§ **Saved entries**:
--- --- ---

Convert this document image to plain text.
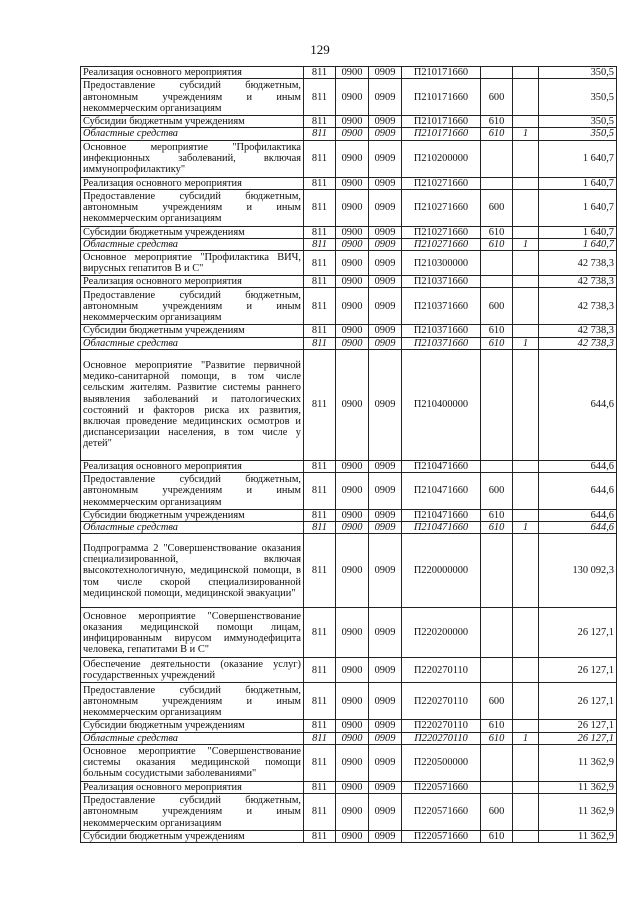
129
Реализация основного мероприятия	811	0900	0909	П210171660			350,5
Предоставление субсидий бюджетным, автономным учреждениям и иным некоммерческим организациям	811	0900	0909	П210171660	600		350,5
Субсидии бюджетным учреждениям	811	0900	0909	П210171660	610		350,5
Областные средства	811	0900	0909	П210171660	610	1	350,5
Основное мероприятие "Профилактика инфекционных заболеваний, включая иммунопрофилактику"	811	0900	0909	П210200000			1 640,7
Реализация основного мероприятия	811	0900	0909	П210271660			1 640,7
Предоставление субсидий бюджетным, автономным учреждениям и иным некоммерческим организациям	811	0900	0909	П210271660	600		1 640,7
Субсидии бюджетным учреждениям	811	0900	0909	П210271660	610		1 640,7
Областные средства	811	0900	0909	П210271660	610	1	1 640,7
Основное мероприятие "Профилактика ВИЧ, вирусных гепатитов В и С"	811	0900	0909	П210300000			42 738,3
Реализация основного мероприятия	811	0900	0909	П210371660			42 738,3
Предоставление субсидий бюджетным, автономным учреждениям и иным некоммерческим организациям	811	0900	0909	П210371660	600		42 738,3
Субсидии бюджетным учреждениям	811	0900	0909	П210371660	610		42 738,3
Областные средства	811	0900	0909	П210371660	610	1	42 738,3
Основное мероприятие "Развитие первичной медико-санитарной помощи, в том числе сельским жителям. Развитие системы раннего выявления заболеваний и патологических состояний и факторов риска их развития, включая проведение медицинских осмотров и диспансеризации населения, в том числе у детей"	811	0900	0909	П210400000			644,6
Реализация основного мероприятия	811	0900	0909	П210471660			644,6
Предоставление субсидий бюджетным, автономным учреждениям и иным некоммерческим организациям	811	0900	0909	П210471660	600		644,6
Субсидии бюджетным учреждениям	811	0900	0909	П210471660	610		644,6
Областные средства	811	0900	0909	П210471660	610	1	644,6
Подпрограмма 2 "Совершенствование оказания специализированной, включая высокотехнологичную, медицинской помощи, в том числе скорой специализированной медицинской помощи, медицинской эвакуации"	811	0900	0909	П220000000			130 092,3
Основное мероприятие "Совершенствование оказания медицинской помощи лицам, инфицированным вирусом иммунодефицита человека, гепатитами В и С"	811	0900	0909	П220200000			26 127,1
Обеспечение деятельности (оказание услуг) государственных учреждений	811	0900	0909	П220270110			26 127,1
Предоставление субсидий бюджетным, автономным учреждениям и иным некоммерческим организациям	811	0900	0909	П220270110	600		26 127,1
Субсидии бюджетным учреждениям	811	0900	0909	П220270110	610		26 127,1
Областные средства	811	0900	0909	П220270110	610	1	26 127,1
Основное мероприятие "Совершенствование системы оказания медицинской помощи больным сосудистыми заболеваниями"	811	0900	0909	П220500000			11 362,9
Реализация основного мероприятия	811	0900	0909	П220571660			11 362,9
Предоставление субсидий бюджетным, автономным учреждениям и иным некоммерческим организациям	811	0900	0909	П220571660	600		11 362,9
Субсидии бюджетным учреждениям	811	0900	0909	П220571660	610		11 362,9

--- --- ---

§ **Written instruction**: Return the listing above unchanged, apart from dropping its pictures.

§ **Written reply**:
Convert this document image to plain text.
129
Реализация основного мероприятия	811	0900	0909	П210171660			350,5
Предоставление субсидий бюджетным, автономным учреждениям и иным некоммерческим организациям	811	0900	0909	П210171660	600		350,5
Субсидии бюджетным учреждениям	811	0900	0909	П210171660	610		350,5
Областные средства	811	0900	0909	П210171660	610	1	350,5
Основное мероприятие "Профилактика инфекционных заболеваний, включая иммунопрофилактику"	811	0900	0909	П210200000			1 640,7
Реализация основного мероприятия	811	0900	0909	П210271660			1 640,7
Предоставление субсидий бюджетным, автономным учреждениям и иным некоммерческим организациям	811	0900	0909	П210271660	600		1 640,7
Субсидии бюджетным учреждениям	811	0900	0909	П210271660	610		1 640,7
Областные средства	811	0900	0909	П210271660	610	1	1 640,7
Основное мероприятие "Профилактика ВИЧ, вирусных гепатитов В и С"	811	0900	0909	П210300000			42 738,3
Реализация основного мероприятия	811	0900	0909	П210371660			42 738,3
Предоставление субсидий бюджетным, автономным учреждениям и иным некоммерческим организациям	811	0900	0909	П210371660	600		42 738,3
Субсидии бюджетным учреждениям	811	0900	0909	П210371660	610		42 738,3
Областные средства	811	0900	0909	П210371660	610	1	42 738,3
Основное мероприятие "Развитие первичной медико-санитарной помощи, в том числе сельским жителям. Развитие системы раннего выявления заболеваний и патологических состояний и факторов риска их развития, включая проведение медицинских осмотров и диспансеризации населения, в том числе у детей"	811	0900	0909	П210400000			644,6
Реализация основного мероприятия	811	0900	0909	П210471660			644,6
Предоставление субсидий бюджетным, автономным учреждениям и иным некоммерческим организациям	811	0900	0909	П210471660	600		644,6
Субсидии бюджетным учреждениям	811	0900	0909	П210471660	610		644,6
Областные средства	811	0900	0909	П210471660	610	1	644,6
Подпрограмма 2 "Совершенствование оказания специализированной, включая высокотехнологичную, медицинской помощи, в том числе скорой специализированной медицинской помощи, медицинской эвакуации"	811	0900	0909	П220000000			130 092,3
Основное мероприятие "Совершенствование оказания медицинской помощи лицам, инфицированным вирусом иммунодефицита человека, гепатитами В и С"	811	0900	0909	П220200000			26 127,1
Обеспечение деятельности (оказание услуг) государственных учреждений	811	0900	0909	П220270110			26 127,1
Предоставление субсидий бюджетным, автономным учреждениям и иным некоммерческим организациям	811	0900	0909	П220270110	600		26 127,1
Субсидии бюджетным учреждениям	811	0900	0909	П220270110	610		26 127,1
Областные средства	811	0900	0909	П220270110	610	1	26 127,1
Основное мероприятие "Совершенствование системы оказания медицинской помощи больным сосудистыми заболеваниями"	811	0900	0909	П220500000			11 362,9
Реализация основного мероприятия	811	0900	0909	П220571660			11 362,9
Предоставление субсидий бюджетным, автономным учреждениям и иным некоммерческим организациям	811	0900	0909	П220571660	600		11 362,9
Субсидии бюджетным учреждениям	811	0900	0909	П220571660	610		11 362,9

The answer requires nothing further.